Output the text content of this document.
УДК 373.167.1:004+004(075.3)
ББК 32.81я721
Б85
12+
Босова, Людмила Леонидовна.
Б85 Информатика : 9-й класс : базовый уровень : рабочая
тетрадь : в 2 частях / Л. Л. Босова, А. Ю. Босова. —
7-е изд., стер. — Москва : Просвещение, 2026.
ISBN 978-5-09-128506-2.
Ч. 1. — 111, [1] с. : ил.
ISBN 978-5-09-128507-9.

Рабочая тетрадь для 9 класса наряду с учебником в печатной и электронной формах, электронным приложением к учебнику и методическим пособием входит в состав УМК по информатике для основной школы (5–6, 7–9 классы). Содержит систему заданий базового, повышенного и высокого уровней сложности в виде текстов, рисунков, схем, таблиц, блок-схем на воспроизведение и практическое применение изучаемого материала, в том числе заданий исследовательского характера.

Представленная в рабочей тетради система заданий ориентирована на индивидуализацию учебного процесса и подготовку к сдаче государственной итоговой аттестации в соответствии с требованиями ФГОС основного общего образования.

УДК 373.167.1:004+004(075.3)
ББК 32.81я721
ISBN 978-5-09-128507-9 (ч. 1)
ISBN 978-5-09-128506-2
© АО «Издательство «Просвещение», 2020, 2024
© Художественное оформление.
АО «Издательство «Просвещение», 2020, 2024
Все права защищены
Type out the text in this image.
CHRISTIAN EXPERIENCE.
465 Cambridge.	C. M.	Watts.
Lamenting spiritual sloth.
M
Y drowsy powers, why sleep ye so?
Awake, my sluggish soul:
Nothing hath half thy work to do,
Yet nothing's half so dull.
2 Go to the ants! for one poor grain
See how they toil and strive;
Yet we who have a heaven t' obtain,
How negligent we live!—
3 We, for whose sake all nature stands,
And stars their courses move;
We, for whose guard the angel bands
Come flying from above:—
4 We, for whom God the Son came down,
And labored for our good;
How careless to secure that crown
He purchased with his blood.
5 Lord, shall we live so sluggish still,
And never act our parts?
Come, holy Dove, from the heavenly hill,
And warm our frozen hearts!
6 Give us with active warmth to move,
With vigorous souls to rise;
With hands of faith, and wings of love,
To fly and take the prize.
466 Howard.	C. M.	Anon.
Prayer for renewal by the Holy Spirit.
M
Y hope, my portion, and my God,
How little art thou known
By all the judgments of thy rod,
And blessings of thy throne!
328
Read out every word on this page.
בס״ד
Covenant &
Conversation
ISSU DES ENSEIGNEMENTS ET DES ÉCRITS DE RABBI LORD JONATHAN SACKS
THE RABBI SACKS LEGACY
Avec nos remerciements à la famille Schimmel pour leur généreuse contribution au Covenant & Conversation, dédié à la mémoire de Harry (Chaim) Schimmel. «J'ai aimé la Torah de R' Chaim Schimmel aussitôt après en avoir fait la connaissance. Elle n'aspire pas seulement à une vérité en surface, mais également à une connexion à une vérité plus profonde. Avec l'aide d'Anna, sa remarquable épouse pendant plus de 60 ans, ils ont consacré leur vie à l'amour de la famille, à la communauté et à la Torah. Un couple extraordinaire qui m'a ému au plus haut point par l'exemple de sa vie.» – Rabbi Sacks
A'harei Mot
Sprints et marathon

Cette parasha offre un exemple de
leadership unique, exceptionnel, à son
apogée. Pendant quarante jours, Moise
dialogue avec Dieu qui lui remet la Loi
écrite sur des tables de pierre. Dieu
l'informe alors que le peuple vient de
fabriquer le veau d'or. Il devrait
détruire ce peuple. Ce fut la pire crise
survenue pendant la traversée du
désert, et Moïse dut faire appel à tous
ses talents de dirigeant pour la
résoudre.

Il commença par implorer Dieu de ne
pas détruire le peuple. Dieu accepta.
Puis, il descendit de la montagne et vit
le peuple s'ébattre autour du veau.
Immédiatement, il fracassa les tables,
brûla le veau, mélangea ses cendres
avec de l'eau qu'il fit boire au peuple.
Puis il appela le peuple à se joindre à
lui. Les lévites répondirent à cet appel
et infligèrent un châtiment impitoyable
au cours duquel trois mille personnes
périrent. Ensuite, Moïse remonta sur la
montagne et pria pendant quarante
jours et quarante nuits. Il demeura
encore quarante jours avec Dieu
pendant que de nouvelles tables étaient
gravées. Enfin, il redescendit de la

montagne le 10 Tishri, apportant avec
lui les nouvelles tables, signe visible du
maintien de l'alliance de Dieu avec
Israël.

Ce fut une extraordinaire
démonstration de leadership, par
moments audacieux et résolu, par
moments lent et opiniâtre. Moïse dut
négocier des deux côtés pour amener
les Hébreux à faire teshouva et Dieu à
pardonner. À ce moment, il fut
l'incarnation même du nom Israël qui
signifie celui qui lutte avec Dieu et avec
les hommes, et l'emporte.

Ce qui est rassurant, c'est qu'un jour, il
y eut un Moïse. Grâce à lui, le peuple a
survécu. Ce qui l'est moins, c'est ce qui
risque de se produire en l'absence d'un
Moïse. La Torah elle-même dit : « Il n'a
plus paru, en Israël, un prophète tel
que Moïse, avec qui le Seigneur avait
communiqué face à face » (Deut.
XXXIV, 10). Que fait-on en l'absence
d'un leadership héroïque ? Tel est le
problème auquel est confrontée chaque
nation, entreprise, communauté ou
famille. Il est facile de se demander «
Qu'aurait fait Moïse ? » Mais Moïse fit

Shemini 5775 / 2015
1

==*==

◆ **STATED TASK**: Reproduce the data in full, exactly as presented.

◆ **FULL OUTPUT**:
Output the text content of this document.
УДК 373.167.1:004+004(075.3)
ББК 32.81я721
Б85
12+
Босова, Людмила Леонидовна.
Б85 Информатика : 9-й класс : базовый уровень : рабочая
тетрадь : в 2 частях / Л. Л. Босова, А. Ю. Босова. —
7-е изд., стер. — Москва : Просвещение, 2026.
ISBN 978-5-09-128506-2.
Ч. 1. — 111, [1] с. : ил.
ISBN 978-5-09-128507-9.

Рабочая тетрадь для 9 класса наряду с учебником в печатной и электронной формах, электронным приложением к учебнику и методическим пособием входит в состав УМК по информатике для основной школы (5–6, 7–9 классы). Содержит систему заданий базового, повышенного и высокого уровней сложности в виде текстов, рисунков, схем, таблиц, блок-схем на воспроизведение и практическое применение изучаемого материала, в том числе заданий исследовательского характера.

Представленная в рабочей тетради система заданий ориентирована на индивидуализацию учебного процесса и подготовку к сдаче государственной итоговой аттестации в соответствии с требованиями ФГОС основного общего образования.

УДК 373.167.1:004+004(075.3)
ББК 32.81я721
ISBN 978-5-09-128507-9 (ч. 1)
ISBN 978-5-09-128506-2
© АО «Издательство «Просвещение», 2020, 2024
© Художественное оформление.
АО «Издательство «Просвещение», 2020, 2024
Все права защищены
Type out the text in this image.
CHRISTIAN EXPERIENCE.
465 Cambridge.	C. M.	Watts.
Lamenting spiritual sloth.
M
Y drowsy powers, why sleep ye so?
Awake, my sluggish soul:
Nothing hath half thy work to do,
Yet nothing's half so dull.
2 Go to the ants! for one poor grain
See how they toil and strive;
Yet we who have a heaven t' obtain,
How negligent we live!—
3 We, for whose sake all nature stands,
And stars their courses move;
We, for whose guard the angel bands
Come flying from above:—
4 We, for whom God the Son came down,
And labored for our good;
How careless to secure that crown
He purchased with his blood.
5 Lord, shall we live so sluggish still,
And never act our parts?
Come, holy Dove, from the heavenly hill,
And warm our frozen hearts!
6 Give us with active warmth to move,
With vigorous souls to rise;
With hands of faith, and wings of love,
To fly and take the prize.
466 Howard.	C. M.	Anon.
Prayer for renewal by the Holy Spirit.
M
Y hope, my portion, and my God,
How little art thou known
By all the judgments of thy rod,
And blessings of thy throne!
328
Read out every word on this page.
בס״ד
Covenant &
Conversation
ISSU DES ENSEIGNEMENTS ET DES ÉCRITS DE RABBI LORD JONATHAN SACKS
THE RABBI SACKS LEGACY
Avec nos remerciements à la famille Schimmel pour leur généreuse contribution au Covenant & Conversation, dédié à la mémoire de Harry (Chaim) Schimmel. «J'ai aimé la Torah de R' Chaim Schimmel aussitôt après en avoir fait la connaissance. Elle n'aspire pas seulement à une vérité en surface, mais également à une connexion à une vérité plus profonde. Avec l'aide d'Anna, sa remarquable épouse pendant plus de 60 ans, ils ont consacré leur vie à l'amour de la famille, à la communauté et à la Torah. Un couple extraordinaire qui m'a ému au plus haut point par l'exemple de sa vie.» – Rabbi Sacks
A'harei Mot
Sprints et marathon

Cette parasha offre un exemple de
leadership unique, exceptionnel, à son
apogée. Pendant quarante jours, Moise
dialogue avec Dieu qui lui remet la Loi
écrite sur des tables de pierre. Dieu
l'informe alors que le peuple vient de
fabriquer le veau d'or. Il devrait
détruire ce peuple. Ce fut la pire crise
survenue pendant la traversée du
désert, et Moïse dut faire appel à tous
ses talents de dirigeant pour la
résoudre.

Il commença par implorer Dieu de ne
pas détruire le peuple. Dieu accepta.
Puis, il descendit de la montagne et vit
le peuple s'ébattre autour du veau.
Immédiatement, il fracassa les tables,
brûla le veau, mélangea ses cendres
avec de l'eau qu'il fit boire au peuple.
Puis il appela le peuple à se joindre à
lui. Les lévites répondirent à cet appel
et infligèrent un châtiment impitoyable
au cours duquel trois mille personnes
périrent. Ensuite, Moïse remonta sur la
montagne et pria pendant quarante
jours et quarante nuits. Il demeura
encore quarante jours avec Dieu
pendant que de nouvelles tables étaient
gravées. Enfin, il redescendit de la

montagne le 10 Tishri, apportant avec
lui les nouvelles tables, signe visible du
maintien de l'alliance de Dieu avec
Israël.

Ce fut une extraordinaire
démonstration de leadership, par
moments audacieux et résolu, par
moments lent et opiniâtre. Moïse dut
négocier des deux côtés pour amener
les Hébreux à faire teshouva et Dieu à
pardonner. À ce moment, il fut
l'incarnation même du nom Israël qui
signifie celui qui lutte avec Dieu et avec
les hommes, et l'emporte.

Ce qui est rassurant, c'est qu'un jour, il
y eut un Moïse. Grâce à lui, le peuple a
survécu. Ce qui l'est moins, c'est ce qui
risque de se produire en l'absence d'un
Moïse. La Torah elle-même dit : « Il n'a
plus paru, en Israël, un prophète tel
que Moïse, avec qui le Seigneur avait
communiqué face à face » (Deut.
XXXIV, 10). Que fait-on en l'absence
d'un leadership héroïque ? Tel est le
problème auquel est confrontée chaque
nation, entreprise, communauté ou
famille. Il est facile de se demander «
Qu'aurait fait Moïse ? » Mais Moïse fit

Shemini 5775 / 2015
1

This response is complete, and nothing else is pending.